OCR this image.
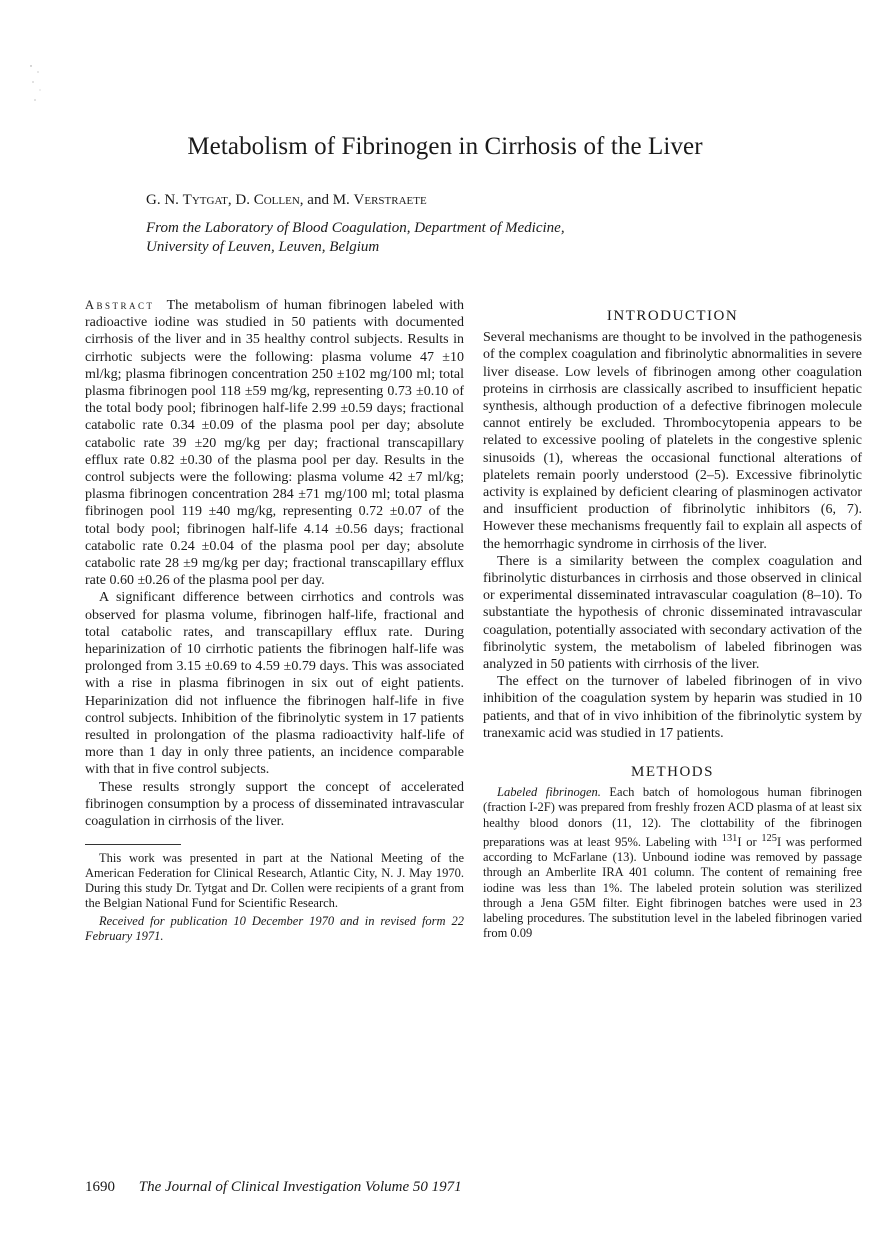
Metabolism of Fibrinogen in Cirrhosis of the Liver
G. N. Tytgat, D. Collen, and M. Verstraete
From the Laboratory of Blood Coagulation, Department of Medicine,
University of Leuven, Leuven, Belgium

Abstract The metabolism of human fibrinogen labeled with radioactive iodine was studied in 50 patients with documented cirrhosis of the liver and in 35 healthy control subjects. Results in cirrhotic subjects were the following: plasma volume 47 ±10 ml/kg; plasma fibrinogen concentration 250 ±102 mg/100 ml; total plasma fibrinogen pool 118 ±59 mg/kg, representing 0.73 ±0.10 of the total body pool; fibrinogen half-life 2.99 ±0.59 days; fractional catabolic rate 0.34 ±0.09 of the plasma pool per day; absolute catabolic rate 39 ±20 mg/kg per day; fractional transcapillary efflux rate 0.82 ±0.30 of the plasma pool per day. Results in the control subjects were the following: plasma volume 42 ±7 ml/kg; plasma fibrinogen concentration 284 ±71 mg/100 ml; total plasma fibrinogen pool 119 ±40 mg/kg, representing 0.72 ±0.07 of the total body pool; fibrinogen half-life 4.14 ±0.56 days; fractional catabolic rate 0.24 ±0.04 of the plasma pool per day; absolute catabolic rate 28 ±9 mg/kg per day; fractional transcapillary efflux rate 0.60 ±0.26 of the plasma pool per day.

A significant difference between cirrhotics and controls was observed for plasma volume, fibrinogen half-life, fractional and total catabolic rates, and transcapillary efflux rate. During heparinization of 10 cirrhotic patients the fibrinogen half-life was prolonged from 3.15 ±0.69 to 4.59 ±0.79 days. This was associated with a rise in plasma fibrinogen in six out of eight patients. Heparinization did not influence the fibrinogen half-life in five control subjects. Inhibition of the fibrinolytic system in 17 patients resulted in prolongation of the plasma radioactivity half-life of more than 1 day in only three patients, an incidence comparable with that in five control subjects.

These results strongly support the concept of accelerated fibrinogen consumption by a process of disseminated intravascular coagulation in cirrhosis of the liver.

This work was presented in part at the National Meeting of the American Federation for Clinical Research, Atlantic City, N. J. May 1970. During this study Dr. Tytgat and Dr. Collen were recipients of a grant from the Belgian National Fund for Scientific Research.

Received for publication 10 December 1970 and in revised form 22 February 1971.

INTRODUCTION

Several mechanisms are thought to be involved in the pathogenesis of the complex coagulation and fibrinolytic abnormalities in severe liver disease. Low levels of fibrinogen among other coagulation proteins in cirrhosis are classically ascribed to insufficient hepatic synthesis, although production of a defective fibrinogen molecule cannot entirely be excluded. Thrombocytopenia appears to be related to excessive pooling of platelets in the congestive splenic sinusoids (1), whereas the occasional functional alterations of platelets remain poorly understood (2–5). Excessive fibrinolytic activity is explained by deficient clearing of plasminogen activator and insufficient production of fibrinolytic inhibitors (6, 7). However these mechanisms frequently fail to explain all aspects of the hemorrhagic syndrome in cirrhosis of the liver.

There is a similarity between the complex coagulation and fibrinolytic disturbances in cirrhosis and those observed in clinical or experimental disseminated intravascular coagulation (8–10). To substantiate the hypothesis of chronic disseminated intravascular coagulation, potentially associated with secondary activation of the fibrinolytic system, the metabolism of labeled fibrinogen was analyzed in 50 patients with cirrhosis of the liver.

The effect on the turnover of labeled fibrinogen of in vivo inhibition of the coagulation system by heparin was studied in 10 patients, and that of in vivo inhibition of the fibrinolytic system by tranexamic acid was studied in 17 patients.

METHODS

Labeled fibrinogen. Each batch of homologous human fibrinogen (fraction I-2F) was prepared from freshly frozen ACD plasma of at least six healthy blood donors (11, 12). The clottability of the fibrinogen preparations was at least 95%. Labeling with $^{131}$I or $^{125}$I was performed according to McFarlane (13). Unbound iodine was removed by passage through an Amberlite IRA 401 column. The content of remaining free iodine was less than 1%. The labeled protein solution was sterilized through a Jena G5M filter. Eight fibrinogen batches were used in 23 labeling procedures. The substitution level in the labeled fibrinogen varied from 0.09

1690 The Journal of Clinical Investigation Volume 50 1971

* * *

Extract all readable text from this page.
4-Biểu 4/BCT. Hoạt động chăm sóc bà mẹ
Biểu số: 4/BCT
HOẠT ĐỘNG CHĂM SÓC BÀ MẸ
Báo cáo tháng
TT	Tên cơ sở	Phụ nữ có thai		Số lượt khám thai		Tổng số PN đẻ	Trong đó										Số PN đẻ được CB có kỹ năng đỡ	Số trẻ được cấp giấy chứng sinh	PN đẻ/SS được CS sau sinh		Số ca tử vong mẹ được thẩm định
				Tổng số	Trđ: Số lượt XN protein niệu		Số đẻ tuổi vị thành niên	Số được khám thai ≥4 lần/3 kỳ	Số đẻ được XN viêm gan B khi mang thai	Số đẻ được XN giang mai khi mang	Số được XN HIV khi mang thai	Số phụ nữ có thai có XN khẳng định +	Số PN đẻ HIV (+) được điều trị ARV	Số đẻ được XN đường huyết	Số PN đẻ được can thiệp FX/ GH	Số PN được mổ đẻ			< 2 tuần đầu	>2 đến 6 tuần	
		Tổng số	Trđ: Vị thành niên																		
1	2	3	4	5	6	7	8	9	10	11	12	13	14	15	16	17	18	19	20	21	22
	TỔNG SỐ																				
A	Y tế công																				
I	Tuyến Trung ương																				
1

- **Exercise details**:
Determine the number of lines in the listing that hold the word "Tytgat", and supply that number and nothing further.

- **Response to this task**:
2